Written problem: Will you give the material below again, every line exactly as it is?

Dataset entries:
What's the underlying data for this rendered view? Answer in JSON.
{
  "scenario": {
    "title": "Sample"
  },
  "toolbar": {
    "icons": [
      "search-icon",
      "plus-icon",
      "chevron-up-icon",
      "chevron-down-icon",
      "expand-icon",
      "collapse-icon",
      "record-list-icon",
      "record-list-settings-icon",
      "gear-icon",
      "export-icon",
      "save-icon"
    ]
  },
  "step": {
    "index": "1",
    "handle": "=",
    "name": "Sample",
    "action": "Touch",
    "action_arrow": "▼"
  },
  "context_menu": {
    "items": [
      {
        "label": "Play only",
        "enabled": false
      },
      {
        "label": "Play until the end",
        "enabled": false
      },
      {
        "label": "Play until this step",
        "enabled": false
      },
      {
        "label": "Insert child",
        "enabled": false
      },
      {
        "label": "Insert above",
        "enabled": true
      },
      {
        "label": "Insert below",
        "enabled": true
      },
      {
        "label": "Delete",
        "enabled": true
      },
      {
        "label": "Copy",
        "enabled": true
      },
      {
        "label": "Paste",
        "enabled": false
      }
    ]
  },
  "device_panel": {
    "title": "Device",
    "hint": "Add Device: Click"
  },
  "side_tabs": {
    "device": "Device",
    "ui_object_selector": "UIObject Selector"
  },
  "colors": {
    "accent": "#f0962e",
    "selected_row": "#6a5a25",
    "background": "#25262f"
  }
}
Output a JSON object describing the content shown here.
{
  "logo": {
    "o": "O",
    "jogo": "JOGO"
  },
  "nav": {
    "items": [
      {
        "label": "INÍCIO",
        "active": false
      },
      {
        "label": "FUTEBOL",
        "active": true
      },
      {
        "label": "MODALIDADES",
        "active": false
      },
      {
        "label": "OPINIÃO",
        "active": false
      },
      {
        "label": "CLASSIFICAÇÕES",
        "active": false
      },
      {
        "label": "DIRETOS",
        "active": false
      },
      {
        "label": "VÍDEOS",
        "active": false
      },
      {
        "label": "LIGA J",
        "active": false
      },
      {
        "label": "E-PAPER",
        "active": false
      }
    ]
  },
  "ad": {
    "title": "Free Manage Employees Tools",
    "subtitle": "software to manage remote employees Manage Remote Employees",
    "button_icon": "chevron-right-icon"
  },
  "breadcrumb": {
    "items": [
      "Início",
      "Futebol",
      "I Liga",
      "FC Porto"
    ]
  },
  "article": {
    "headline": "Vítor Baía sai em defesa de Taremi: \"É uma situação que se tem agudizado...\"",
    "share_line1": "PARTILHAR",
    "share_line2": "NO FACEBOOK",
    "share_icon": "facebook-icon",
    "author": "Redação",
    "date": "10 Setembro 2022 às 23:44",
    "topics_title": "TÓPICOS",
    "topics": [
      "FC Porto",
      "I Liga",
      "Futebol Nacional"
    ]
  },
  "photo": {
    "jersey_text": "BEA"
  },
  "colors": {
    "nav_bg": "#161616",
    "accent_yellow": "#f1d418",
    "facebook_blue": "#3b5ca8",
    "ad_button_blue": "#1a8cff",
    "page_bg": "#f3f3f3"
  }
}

Exercise output:
What's the underlying data for this rendered view? Answer in JSON.
{
  "scenario": {
    "title": "Sample"
  },
  "toolbar": {
    "icons": [
      "search-icon",
      "plus-icon",
      "chevron-up-icon",
      "chevron-down-icon",
      "expand-icon",
      "collapse-icon",
      "record-list-icon",
      "record-list-settings-icon",
      "gear-icon",
      "export-icon",
      "save-icon"
    ]
  },
  "step": {
    "index": "1",
    "handle": "=",
    "name": "Sample",
    "action": "Touch",
    "action_arrow": "▼"
  },
  "context_menu": {
    "items": [
      {
        "label": "Play only",
        "enabled": false
      },
      {
        "label": "Play until the end",
        "enabled": false
      },
      {
        "label": "Play until this step",
        "enabled": false
      },
      {
        "label": "Insert child",
        "enabled": false
      },
      {
        "label": "Insert above",
        "enabled": true
      },
      {
        "label": "Insert below",
        "enabled": true
      },
      {
        "label": "Delete",
        "enabled": true
      },
      {
        "label": "Copy",
        "enabled": true
      },
      {
        "label": "Paste",
        "enabled": false
      }
    ]
  },
  "device_panel": {
    "title": "Device",
    "hint": "Add Device: Click"
  },
  "side_tabs": {
    "device": "Device",
    "ui_object_selector": "UIObject Selector"
  },
  "colors": {
    "accent": "#f0962e",
    "selected_row": "#6a5a25",
    "background": "#25262f"
  }
}
Output a JSON object describing the content shown here.
{
  "logo": {
    "o": "O",
    "jogo": "JOGO"
  },
  "nav": {
    "items": [
      {
        "label": "INÍCIO",
        "active": false
      },
      {
        "label": "FUTEBOL",
        "active": true
      },
      {
        "label": "MODALIDADES",
        "active": false
      },
      {
        "label": "OPINIÃO",
        "active": false
      },
      {
        "label": "CLASSIFICAÇÕES",
        "active": false
      },
      {
        "label": "DIRETOS",
        "active": false
      },
      {
        "label": "VÍDEOS",
        "active": false
      },
      {
        "label": "LIGA J",
        "active": false
      },
      {
        "label": "E-PAPER",
        "active": false
      }
    ]
  },
  "ad": {
    "title": "Free Manage Employees Tools",
    "subtitle": "software to manage remote employees Manage Remote Employees",
    "button_icon": "chevron-right-icon"
  },
  "breadcrumb": {
    "items": [
      "Início",
      "Futebol",
      "I Liga",
      "FC Porto"
    ]
  },
  "article": {
    "headline": "Vítor Baía sai em defesa de Taremi: \"É uma situação que se tem agudizado...\"",
    "share_line1": "PARTILHAR",
    "share_line2": "NO FACEBOOK",
    "share_icon": "facebook-icon",
    "author": "Redação",
    "date": "10 Setembro 2022 às 23:44",
    "topics_title": "TÓPICOS",
    "topics": [
      "FC Porto",
      "I Liga",
      "Futebol Nacional"
    ]
  },
  "photo": {
    "jersey_text": "BEA"
  },
  "colors": {
    "nav_bg": "#161616",
    "accent_yellow": "#f1d418",
    "facebook_blue": "#3b5ca8",
    "ad_button_blue": "#1a8cff",
    "page_bg": "#f3f3f3"
  }
}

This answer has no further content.